Begin

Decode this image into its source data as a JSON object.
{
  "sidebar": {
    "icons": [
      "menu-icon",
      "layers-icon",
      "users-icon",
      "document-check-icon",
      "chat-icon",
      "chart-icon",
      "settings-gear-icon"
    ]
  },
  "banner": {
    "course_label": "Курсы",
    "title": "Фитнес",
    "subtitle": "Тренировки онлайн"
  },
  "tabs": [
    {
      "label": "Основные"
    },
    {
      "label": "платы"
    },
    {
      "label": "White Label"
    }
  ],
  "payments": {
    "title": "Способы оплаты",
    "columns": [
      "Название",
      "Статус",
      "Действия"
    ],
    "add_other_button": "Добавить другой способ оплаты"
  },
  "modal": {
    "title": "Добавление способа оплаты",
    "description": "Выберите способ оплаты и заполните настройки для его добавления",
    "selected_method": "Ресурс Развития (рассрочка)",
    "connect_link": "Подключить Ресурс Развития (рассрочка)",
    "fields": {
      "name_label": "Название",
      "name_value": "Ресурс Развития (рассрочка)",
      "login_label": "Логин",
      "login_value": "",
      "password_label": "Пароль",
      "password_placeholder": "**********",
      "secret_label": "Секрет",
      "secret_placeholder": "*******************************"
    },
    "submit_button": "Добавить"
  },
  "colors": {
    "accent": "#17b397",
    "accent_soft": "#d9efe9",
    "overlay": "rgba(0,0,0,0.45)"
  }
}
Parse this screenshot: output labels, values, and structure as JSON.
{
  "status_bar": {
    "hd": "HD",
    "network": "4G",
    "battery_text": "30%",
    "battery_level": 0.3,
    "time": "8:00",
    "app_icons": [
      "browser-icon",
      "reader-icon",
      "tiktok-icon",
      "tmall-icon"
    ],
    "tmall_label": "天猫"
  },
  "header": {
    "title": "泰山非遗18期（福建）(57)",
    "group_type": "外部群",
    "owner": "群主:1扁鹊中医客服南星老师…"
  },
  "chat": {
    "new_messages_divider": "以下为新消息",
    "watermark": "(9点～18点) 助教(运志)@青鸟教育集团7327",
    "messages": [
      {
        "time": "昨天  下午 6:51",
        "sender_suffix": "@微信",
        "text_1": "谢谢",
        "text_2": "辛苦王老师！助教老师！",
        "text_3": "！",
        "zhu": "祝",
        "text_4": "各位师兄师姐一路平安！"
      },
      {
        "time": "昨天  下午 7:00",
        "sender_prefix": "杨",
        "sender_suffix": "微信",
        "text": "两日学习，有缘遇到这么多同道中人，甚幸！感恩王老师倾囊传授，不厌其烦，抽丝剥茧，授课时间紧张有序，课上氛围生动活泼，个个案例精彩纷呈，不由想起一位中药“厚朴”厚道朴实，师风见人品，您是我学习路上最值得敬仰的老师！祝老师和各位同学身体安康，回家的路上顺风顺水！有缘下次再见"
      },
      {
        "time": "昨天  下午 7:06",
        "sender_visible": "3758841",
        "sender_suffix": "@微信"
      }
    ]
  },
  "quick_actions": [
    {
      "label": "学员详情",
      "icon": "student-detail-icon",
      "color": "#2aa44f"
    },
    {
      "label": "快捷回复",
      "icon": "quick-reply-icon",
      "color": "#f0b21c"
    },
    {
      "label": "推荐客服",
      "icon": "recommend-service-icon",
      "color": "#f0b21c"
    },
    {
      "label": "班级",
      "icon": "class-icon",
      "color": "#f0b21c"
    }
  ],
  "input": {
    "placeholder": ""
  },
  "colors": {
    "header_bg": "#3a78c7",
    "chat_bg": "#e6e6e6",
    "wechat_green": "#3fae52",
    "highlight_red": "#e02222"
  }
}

End

Each line of the material should be echoed exactly.

Solution for this task:
Decode this image into its source data as a JSON object.
{
  "sidebar": {
    "icons": [
      "menu-icon",
      "layers-icon",
      "users-icon",
      "document-check-icon",
      "chat-icon",
      "chart-icon",
      "settings-gear-icon"
    ]
  },
  "banner": {
    "course_label": "Курсы",
    "title": "Фитнес",
    "subtitle": "Тренировки онлайн"
  },
  "tabs": [
    {
      "label": "Основные"
    },
    {
      "label": "платы"
    },
    {
      "label": "White Label"
    }
  ],
  "payments": {
    "title": "Способы оплаты",
    "columns": [
      "Название",
      "Статус",
      "Действия"
    ],
    "add_other_button": "Добавить другой способ оплаты"
  },
  "modal": {
    "title": "Добавление способа оплаты",
    "description": "Выберите способ оплаты и заполните настройки для его добавления",
    "selected_method": "Ресурс Развития (рассрочка)",
    "connect_link": "Подключить Ресурс Развития (рассрочка)",
    "fields": {
      "name_label": "Название",
      "name_value": "Ресурс Развития (рассрочка)",
      "login_label": "Логин",
      "login_value": "",
      "password_label": "Пароль",
      "password_placeholder": "**********",
      "secret_label": "Секрет",
      "secret_placeholder": "*******************************"
    },
    "submit_button": "Добавить"
  },
  "colors": {
    "accent": "#17b397",
    "accent_soft": "#d9efe9",
    "overlay": "rgba(0,0,0,0.45)"
  }
}
Parse this screenshot: output labels, values, and structure as JSON.
{
  "status_bar": {
    "hd": "HD",
    "network": "4G",
    "battery_text": "30%",
    "battery_level": 0.3,
    "time": "8:00",
    "app_icons": [
      "browser-icon",
      "reader-icon",
      "tiktok-icon",
      "tmall-icon"
    ],
    "tmall_label": "天猫"
  },
  "header": {
    "title": "泰山非遗18期（福建）(57)",
    "group_type": "外部群",
    "owner": "群主:1扁鹊中医客服南星老师…"
  },
  "chat": {
    "new_messages_divider": "以下为新消息",
    "watermark": "(9点～18点) 助教(运志)@青鸟教育集团7327",
    "messages": [
      {
        "time": "昨天  下午 6:51",
        "sender_suffix": "@微信",
        "text_1": "谢谢",
        "text_2": "辛苦王老师！助教老师！",
        "text_3": "！",
        "zhu": "祝",
        "text_4": "各位师兄师姐一路平安！"
      },
      {
        "time": "昨天  下午 7:00",
        "sender_prefix": "杨",
        "sender_suffix": "微信",
        "text": "两日学习，有缘遇到这么多同道中人，甚幸！感恩王老师倾囊传授，不厌其烦，抽丝剥茧，授课时间紧张有序，课上氛围生动活泼，个个案例精彩纷呈，不由想起一位中药“厚朴”厚道朴实，师风见人品，您是我学习路上最值得敬仰的老师！祝老师和各位同学身体安康，回家的路上顺风顺水！有缘下次再见"
      },
      {
        "time": "昨天  下午 7:06",
        "sender_visible": "3758841",
        "sender_suffix": "@微信"
      }
    ]
  },
  "quick_actions": [
    {
      "label": "学员详情",
      "icon": "student-detail-icon",
      "color": "#2aa44f"
    },
    {
      "label": "快捷回复",
      "icon": "quick-reply-icon",
      "color": "#f0b21c"
    },
    {
      "label": "推荐客服",
      "icon": "recommend-service-icon",
      "color": "#f0b21c"
    },
    {
      "label": "班级",
      "icon": "class-icon",
      "color": "#f0b21c"
    }
  ],
  "input": {
    "placeholder": ""
  },
  "colors": {
    "header_bg": "#3a78c7",
    "chat_bg": "#e6e6e6",
    "wechat_green": "#3fae52",
    "highlight_red": "#e02222"
  }
}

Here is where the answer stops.